THE PROBLEM:
Copy every entry exactly.

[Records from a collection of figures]
┌──

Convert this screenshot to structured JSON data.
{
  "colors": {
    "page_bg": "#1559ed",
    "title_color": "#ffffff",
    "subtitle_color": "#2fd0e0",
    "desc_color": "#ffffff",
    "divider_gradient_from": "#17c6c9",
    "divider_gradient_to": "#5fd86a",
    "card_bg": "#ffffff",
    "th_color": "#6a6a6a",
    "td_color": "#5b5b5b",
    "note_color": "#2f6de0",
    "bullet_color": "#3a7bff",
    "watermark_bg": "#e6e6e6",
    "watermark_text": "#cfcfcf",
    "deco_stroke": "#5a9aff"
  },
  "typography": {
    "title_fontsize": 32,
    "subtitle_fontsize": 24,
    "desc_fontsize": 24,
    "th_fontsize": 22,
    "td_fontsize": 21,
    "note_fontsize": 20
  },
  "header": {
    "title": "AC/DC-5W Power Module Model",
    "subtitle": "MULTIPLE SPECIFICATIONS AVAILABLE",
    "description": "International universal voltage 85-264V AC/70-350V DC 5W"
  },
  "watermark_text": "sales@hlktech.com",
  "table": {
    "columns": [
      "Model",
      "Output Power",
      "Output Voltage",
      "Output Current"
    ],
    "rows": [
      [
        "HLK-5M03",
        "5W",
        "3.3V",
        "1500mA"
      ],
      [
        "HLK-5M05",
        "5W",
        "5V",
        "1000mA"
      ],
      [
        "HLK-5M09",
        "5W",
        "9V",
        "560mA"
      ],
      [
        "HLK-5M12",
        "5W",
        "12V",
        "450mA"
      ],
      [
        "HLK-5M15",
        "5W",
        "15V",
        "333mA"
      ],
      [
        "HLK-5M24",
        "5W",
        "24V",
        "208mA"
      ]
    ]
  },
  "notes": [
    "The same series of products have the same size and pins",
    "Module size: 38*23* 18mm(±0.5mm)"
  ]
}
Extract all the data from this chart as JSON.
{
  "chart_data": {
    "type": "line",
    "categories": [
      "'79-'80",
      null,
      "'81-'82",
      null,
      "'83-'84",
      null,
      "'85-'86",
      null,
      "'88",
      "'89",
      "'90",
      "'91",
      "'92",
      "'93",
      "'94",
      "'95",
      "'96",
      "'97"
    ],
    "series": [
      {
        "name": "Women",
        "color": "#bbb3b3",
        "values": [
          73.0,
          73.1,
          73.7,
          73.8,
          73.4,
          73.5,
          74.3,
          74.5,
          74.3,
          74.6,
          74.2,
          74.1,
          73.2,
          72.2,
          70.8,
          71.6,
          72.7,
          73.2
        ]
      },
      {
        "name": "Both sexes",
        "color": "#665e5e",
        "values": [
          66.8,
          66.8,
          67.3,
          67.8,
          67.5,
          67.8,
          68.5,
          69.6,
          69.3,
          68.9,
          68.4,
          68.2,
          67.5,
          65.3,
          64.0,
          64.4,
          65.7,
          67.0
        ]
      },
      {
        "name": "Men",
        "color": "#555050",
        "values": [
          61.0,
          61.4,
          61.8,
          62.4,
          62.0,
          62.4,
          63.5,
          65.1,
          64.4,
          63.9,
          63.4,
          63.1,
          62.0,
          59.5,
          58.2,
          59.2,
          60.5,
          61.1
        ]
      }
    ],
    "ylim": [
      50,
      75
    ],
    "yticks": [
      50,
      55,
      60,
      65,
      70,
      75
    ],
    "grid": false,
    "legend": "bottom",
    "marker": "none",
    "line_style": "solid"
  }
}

└──

OUTPUT BELOW:
Convert this screenshot to structured JSON data.
{
  "colors": {
    "page_bg": "#1559ed",
    "title_color": "#ffffff",
    "subtitle_color": "#2fd0e0",
    "desc_color": "#ffffff",
    "divider_gradient_from": "#17c6c9",
    "divider_gradient_to": "#5fd86a",
    "card_bg": "#ffffff",
    "th_color": "#6a6a6a",
    "td_color": "#5b5b5b",
    "note_color": "#2f6de0",
    "bullet_color": "#3a7bff",
    "watermark_bg": "#e6e6e6",
    "watermark_text": "#cfcfcf",
    "deco_stroke": "#5a9aff"
  },
  "typography": {
    "title_fontsize": 32,
    "subtitle_fontsize": 24,
    "desc_fontsize": 24,
    "th_fontsize": 22,
    "td_fontsize": 21,
    "note_fontsize": 20
  },
  "header": {
    "title": "AC/DC-5W Power Module Model",
    "subtitle": "MULTIPLE SPECIFICATIONS AVAILABLE",
    "description": "International universal voltage 85-264V AC/70-350V DC 5W"
  },
  "watermark_text": "sales@hlktech.com",
  "table": {
    "columns": [
      "Model",
      "Output Power",
      "Output Voltage",
      "Output Current"
    ],
    "rows": [
      [
        "HLK-5M03",
        "5W",
        "3.3V",
        "1500mA"
      ],
      [
        "HLK-5M05",
        "5W",
        "5V",
        "1000mA"
      ],
      [
        "HLK-5M09",
        "5W",
        "9V",
        "560mA"
      ],
      [
        "HLK-5M12",
        "5W",
        "12V",
        "450mA"
      ],
      [
        "HLK-5M15",
        "5W",
        "15V",
        "333mA"
      ],
      [
        "HLK-5M24",
        "5W",
        "24V",
        "208mA"
      ]
    ]
  },
  "notes": [
    "The same series of products have the same size and pins",
    "Module size: 38*23* 18mm(±0.5mm)"
  ]
}
Extract all the data from this chart as JSON.
{
  "chart_data": {
    "type": "line",
    "categories": [
      "'79-'80",
      null,
      "'81-'82",
      null,
      "'83-'84",
      null,
      "'85-'86",
      null,
      "'88",
      "'89",
      "'90",
      "'91",
      "'92",
      "'93",
      "'94",
      "'95",
      "'96",
      "'97"
    ],
    "series": [
      {
        "name": "Women",
        "color": "#bbb3b3",
        "values": [
          73.0,
          73.1,
          73.7,
          73.8,
          73.4,
          73.5,
          74.3,
          74.5,
          74.3,
          74.6,
          74.2,
          74.1,
          73.2,
          72.2,
          70.8,
          71.6,
          72.7,
          73.2
        ]
      },
      {
        "name": "Both sexes",
        "color": "#665e5e",
        "values": [
          66.8,
          66.8,
          67.3,
          67.8,
          67.5,
          67.8,
          68.5,
          69.6,
          69.3,
          68.9,
          68.4,
          68.2,
          67.5,
          65.3,
          64.0,
          64.4,
          65.7,
          67.0
        ]
      },
      {
        "name": "Men",
        "color": "#555050",
        "values": [
          61.0,
          61.4,
          61.8,
          62.4,
          62.0,
          62.4,
          63.5,
          65.1,
          64.4,
          63.9,
          63.4,
          63.1,
          62.0,
          59.5,
          58.2,
          59.2,
          60.5,
          61.1
        ]
      }
    ],
    "ylim": [
      50,
      75
    ],
    "yticks": [
      50,
      55,
      60,
      65,
      70,
      75
    ],
    "grid": false,
    "legend": "bottom",
    "marker": "none",
    "line_style": "solid"
  }
}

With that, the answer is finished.